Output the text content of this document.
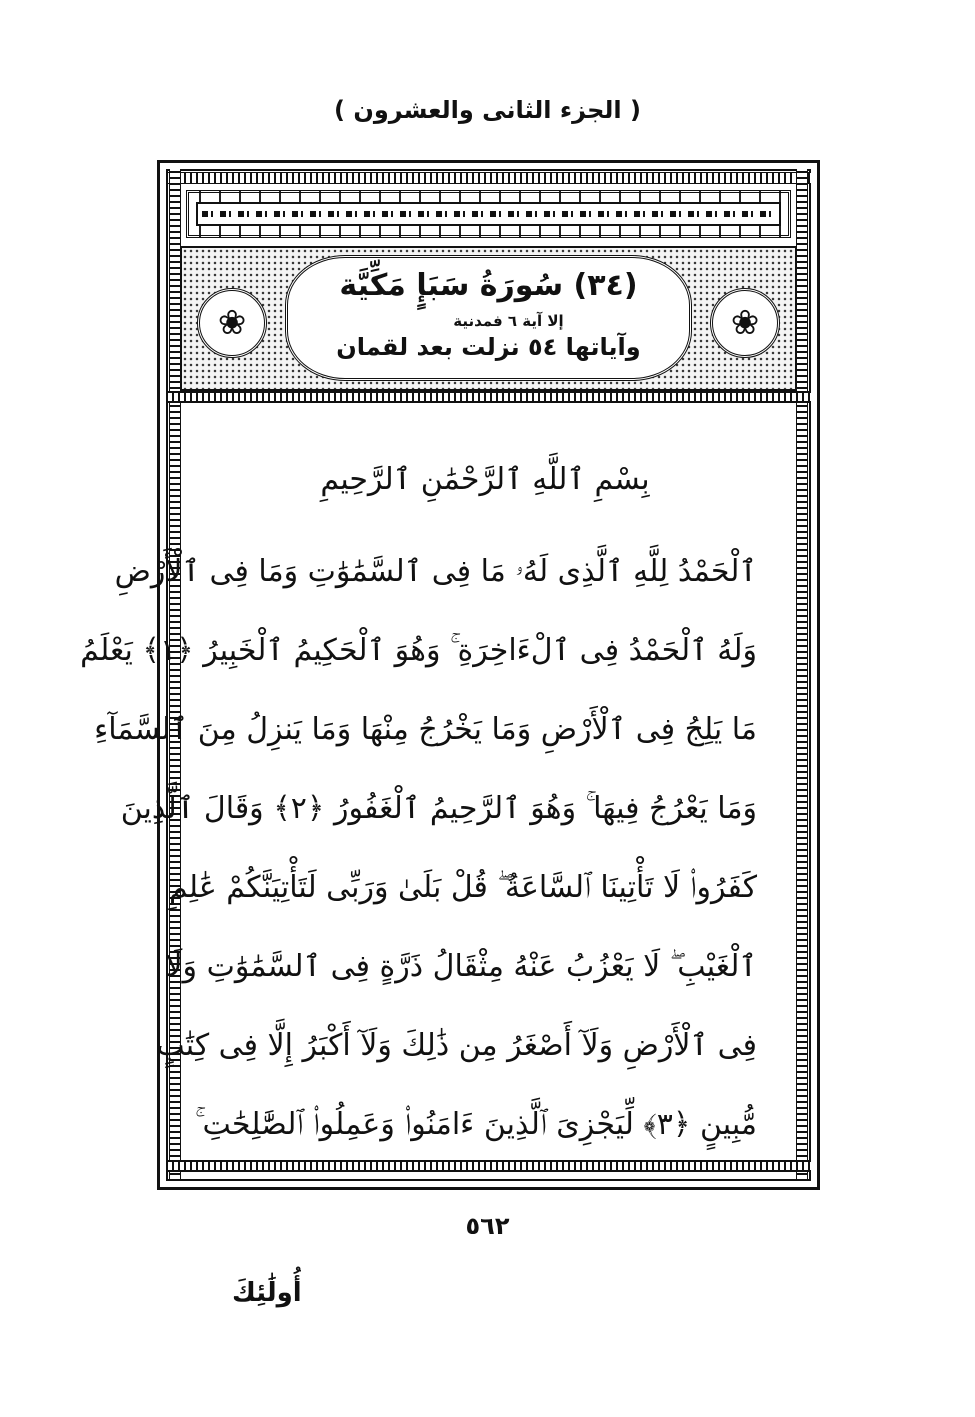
( الجزء الثانى والعشرون )
❀
❀
(٣٤) سُورَةُ سَبَإٍ مَكِّيَّة
إلا آية ٦ فمدنية
وآياتها ٥٤ نزلت بعد لقمان
بِسْمِ ٱللَّهِ ٱلرَّحْمَٰنِ ٱلرَّحِيمِ
ٱلْحَمْدُ لِلَّهِ ٱلَّذِى لَهُۥ مَا فِى ٱلسَّمَٰوَٰتِ وَمَا فِى ٱلْأَرْضِ
وَلَهُ ٱلْحَمْدُ فِى ٱلْءَاخِرَةِ ۚ وَهُوَ ٱلْحَكِيمُ ٱلْخَبِيرُ ﴿١﴾ يَعْلَمُ
مَا يَلِجُ فِى ٱلْأَرْضِ وَمَا يَخْرُجُ مِنْهَا وَمَا يَنزِلُ مِنَ ٱلسَّمَآءِ
وَمَا يَعْرُجُ فِيهَا ۚ وَهُوَ ٱلرَّحِيمُ ٱلْغَفُورُ ﴿٢﴾ وَقَالَ ٱلَّذِينَ
كَفَرُوا۟ لَا تَأْتِينَا ٱلسَّاعَةُ ۖ قُلْ بَلَىٰ وَرَبِّى لَتَأْتِيَنَّكُمْ عَٰلِمِ
ٱلْغَيْبِ ۖ لَا يَعْزُبُ عَنْهُ مِثْقَالُ ذَرَّةٍ فِى ٱلسَّمَٰوَٰتِ وَلَا
فِى ٱلْأَرْضِ وَلَآ أَصْغَرُ مِن ذَٰلِكَ وَلَآ أَكْبَرُ إِلَّا فِى كِتَٰبٍ
مُّبِينٍ ﴿٣﴾ لِّيَجْزِىَ ٱلَّذِينَ ءَامَنُوا۟ وَعَمِلُوا۟ ٱلصَّٰلِحَٰتِ ۚ
٥٦٢
أُولَٰئِكَ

..............................

What is being asked: Each entry above should be reproduced exactly, with the pictures removed.

Answer to this task:
Output the text content of this document.
( الجزء الثانى والعشرون )
❀
❀
(٣٤) سُورَةُ سَبَإٍ مَكِّيَّة
إلا آية ٦ فمدنية
وآياتها ٥٤ نزلت بعد لقمان
بِسْمِ ٱللَّهِ ٱلرَّحْمَٰنِ ٱلرَّحِيمِ
ٱلْحَمْدُ لِلَّهِ ٱلَّذِى لَهُۥ مَا فِى ٱلسَّمَٰوَٰتِ وَمَا فِى ٱلْأَرْضِ
وَلَهُ ٱلْحَمْدُ فِى ٱلْءَاخِرَةِ ۚ وَهُوَ ٱلْحَكِيمُ ٱلْخَبِيرُ ﴿١﴾ يَعْلَمُ
مَا يَلِجُ فِى ٱلْأَرْضِ وَمَا يَخْرُجُ مِنْهَا وَمَا يَنزِلُ مِنَ ٱلسَّمَآءِ
وَمَا يَعْرُجُ فِيهَا ۚ وَهُوَ ٱلرَّحِيمُ ٱلْغَفُورُ ﴿٢﴾ وَقَالَ ٱلَّذِينَ
كَفَرُوا۟ لَا تَأْتِينَا ٱلسَّاعَةُ ۖ قُلْ بَلَىٰ وَرَبِّى لَتَأْتِيَنَّكُمْ عَٰلِمِ
ٱلْغَيْبِ ۖ لَا يَعْزُبُ عَنْهُ مِثْقَالُ ذَرَّةٍ فِى ٱلسَّمَٰوَٰتِ وَلَا
فِى ٱلْأَرْضِ وَلَآ أَصْغَرُ مِن ذَٰلِكَ وَلَآ أَكْبَرُ إِلَّا فِى كِتَٰبٍ
مُّبِينٍ ﴿٣﴾ لِّيَجْزِىَ ٱلَّذِينَ ءَامَنُوا۟ وَعَمِلُوا۟ ٱلصَّٰلِحَٰتِ ۚ
٥٦٢
أُولَٰئِكَ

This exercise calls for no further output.